PROBLEM DESCRIPTION >> Repeat the listing in full. Nothing may be added or left out.

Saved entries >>
******
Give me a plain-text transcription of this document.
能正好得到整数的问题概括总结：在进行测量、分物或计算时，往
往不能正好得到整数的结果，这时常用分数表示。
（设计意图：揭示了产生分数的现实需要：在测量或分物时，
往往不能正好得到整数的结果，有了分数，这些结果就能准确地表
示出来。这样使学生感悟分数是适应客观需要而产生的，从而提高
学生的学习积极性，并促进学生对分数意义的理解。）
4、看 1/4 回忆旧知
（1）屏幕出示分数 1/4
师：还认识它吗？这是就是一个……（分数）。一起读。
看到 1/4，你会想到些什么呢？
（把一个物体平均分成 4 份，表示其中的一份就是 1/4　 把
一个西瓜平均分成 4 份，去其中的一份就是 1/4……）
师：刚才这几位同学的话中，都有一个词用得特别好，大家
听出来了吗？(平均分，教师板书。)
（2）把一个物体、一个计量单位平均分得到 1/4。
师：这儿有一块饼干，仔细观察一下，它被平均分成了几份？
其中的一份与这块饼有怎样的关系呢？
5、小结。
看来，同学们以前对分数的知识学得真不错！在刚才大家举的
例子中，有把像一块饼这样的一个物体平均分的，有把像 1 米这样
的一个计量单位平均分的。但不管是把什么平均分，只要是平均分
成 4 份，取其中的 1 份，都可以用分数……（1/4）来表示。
******
FINISHED EXERCISE >>
Give me a plain-text transcription of this document.
能正好得到整数的问题概括总结：在进行测量、分物或计算时，往
往不能正好得到整数的结果，这时常用分数表示。
（设计意图：揭示了产生分数的现实需要：在测量或分物时，
往往不能正好得到整数的结果，有了分数，这些结果就能准确地表
示出来。这样使学生感悟分数是适应客观需要而产生的，从而提高
学生的学习积极性，并促进学生对分数意义的理解。）
4、看 1/4 回忆旧知
（1）屏幕出示分数 1/4
师：还认识它吗？这是就是一个……（分数）。一起读。
看到 1/4，你会想到些什么呢？
（把一个物体平均分成 4 份，表示其中的一份就是 1/4　 把
一个西瓜平均分成 4 份，去其中的一份就是 1/4……）
师：刚才这几位同学的话中，都有一个词用得特别好，大家
听出来了吗？(平均分，教师板书。)
（2）把一个物体、一个计量单位平均分得到 1/4。
师：这儿有一块饼干，仔细观察一下，它被平均分成了几份？
其中的一份与这块饼有怎样的关系呢？
5、小结。
看来，同学们以前对分数的知识学得真不错！在刚才大家举的
例子中，有把像一块饼这样的一个物体平均分的，有把像 1 米这样
的一个计量单位平均分的。但不管是把什么平均分，只要是平均分
成 4 份，取其中的 1 份，都可以用分数……（1/4）来表示。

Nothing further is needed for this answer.